__What to produce__. Images embedded in the records are excluded; print everything else exactly as given.

-- START OF Records supplied --

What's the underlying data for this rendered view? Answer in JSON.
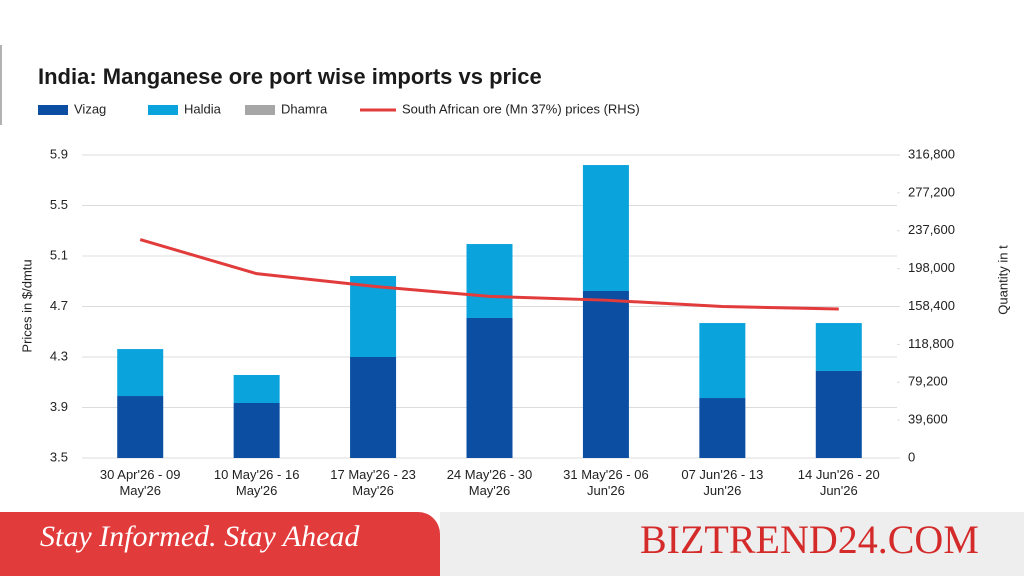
{
  "chart_data": {
    "type": "bar",
    "title": "India: Manganese ore port wise imports vs price",
    "categories": [
      "30 Apr'26 - 09 May'26",
      "10 May'26 - 16 May'26",
      "17 May'26 - 23 May'26",
      "24 May'26 - 30 May'26",
      "31 May'26 - 06 Jun'26",
      "07 Jun'26 - 13 Jun'26",
      "14 Jun'26 - 20 Jun'26"
    ],
    "series": [
      {
        "name": "Vizag",
        "color": "#0b4ea2",
        "type": "bar",
        "axis": "y2",
        "values": [
          64800,
          57500,
          105600,
          146400,
          174600,
          62700,
          91000
        ]
      },
      {
        "name": "Haldia",
        "color": "#0ba3dc",
        "type": "bar",
        "axis": "y2",
        "values": [
          49100,
          29300,
          84700,
          77300,
          131700,
          78400,
          50100
        ]
      },
      {
        "name": "Dhamra",
        "color": "#a6a6a6",
        "type": "bar",
        "axis": "y2",
        "values": [
          0,
          0,
          0,
          0,
          0,
          0,
          0
        ]
      },
      {
        "name": "South African ore (Mn 37%) prices (RHS)",
        "color": "#e23b3b",
        "type": "line",
        "values": [
          5.23,
          4.96,
          4.86,
          4.78,
          4.75,
          4.7,
          4.68
        ]
      }
    ],
    "ylabel": "Prices in $/dmtu",
    "y2label": "Quantity in t",
    "ylim": [
      3.5,
      5.9
    ],
    "yticks": [
      3.5,
      3.9,
      4.3,
      4.7,
      5.1,
      5.5,
      5.9
    ],
    "y2lim": [
      0,
      316800
    ],
    "y2ticks": [
      0,
      {
        "value": 39600,
        "label": "39,600"
      },
      {
        "value": 79200,
        "label": "79,200"
      },
      {
        "value": 118800,
        "label": "118,800"
      },
      {
        "value": 158400,
        "label": "158,400"
      },
      {
        "value": 198000,
        "label": "198,000"
      },
      {
        "value": 237600,
        "label": "237,600"
      },
      {
        "value": 277200,
        "label": "277,200"
      },
      {
        "value": 316800,
        "label": "316,800"
      }
    ],
    "grid": true
  },
  "banner": {
    "tagline": "Stay Informed. Stay Ahead",
    "brand": "BIZTREND24.COM"
  }
}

-- END OF Records supplied --

__Full answer__.
What's the underlying data for this rendered view? Answer in JSON.
{
  "chart_data": {
    "type": "bar",
    "title": "India: Manganese ore port wise imports vs price",
    "categories": [
      "30 Apr'26 - 09 May'26",
      "10 May'26 - 16 May'26",
      "17 May'26 - 23 May'26",
      "24 May'26 - 30 May'26",
      "31 May'26 - 06 Jun'26",
      "07 Jun'26 - 13 Jun'26",
      "14 Jun'26 - 20 Jun'26"
    ],
    "series": [
      {
        "name": "Vizag",
        "color": "#0b4ea2",
        "type": "bar",
        "axis": "y2",
        "values": [
          64800,
          57500,
          105600,
          146400,
          174600,
          62700,
          91000
        ]
      },
      {
        "name": "Haldia",
        "color": "#0ba3dc",
        "type": "bar",
        "axis": "y2",
        "values": [
          49100,
          29300,
          84700,
          77300,
          131700,
          78400,
          50100
        ]
      },
      {
        "name": "Dhamra",
        "color": "#a6a6a6",
        "type": "bar",
        "axis": "y2",
        "values": [
          0,
          0,
          0,
          0,
          0,
          0,
          0
        ]
      },
      {
        "name": "South African ore (Mn 37%) prices (RHS)",
        "color": "#e23b3b",
        "type": "line",
        "values": [
          5.23,
          4.96,
          4.86,
          4.78,
          4.75,
          4.7,
          4.68
        ]
      }
    ],
    "ylabel": "Prices in $/dmtu",
    "y2label": "Quantity in t",
    "ylim": [
      3.5,
      5.9
    ],
    "yticks": [
      3.5,
      3.9,
      4.3,
      4.7,
      5.1,
      5.5,
      5.9
    ],
    "y2lim": [
      0,
      316800
    ],
    "y2ticks": [
      0,
      {
        "value": 39600,
        "label": "39,600"
      },
      {
        "value": 79200,
        "label": "79,200"
      },
      {
        "value": 118800,
        "label": "118,800"
      },
      {
        "value": 158400,
        "label": "158,400"
      },
      {
        "value": 198000,
        "label": "198,000"
      },
      {
        "value": 237600,
        "label": "237,600"
      },
      {
        "value": 277200,
        "label": "277,200"
      },
      {
        "value": 316800,
        "label": "316,800"
      }
    ],
    "grid": true
  },
  "banner": {
    "tagline": "Stay Informed. Stay Ahead",
    "brand": "BIZTREND24.COM"
  }
}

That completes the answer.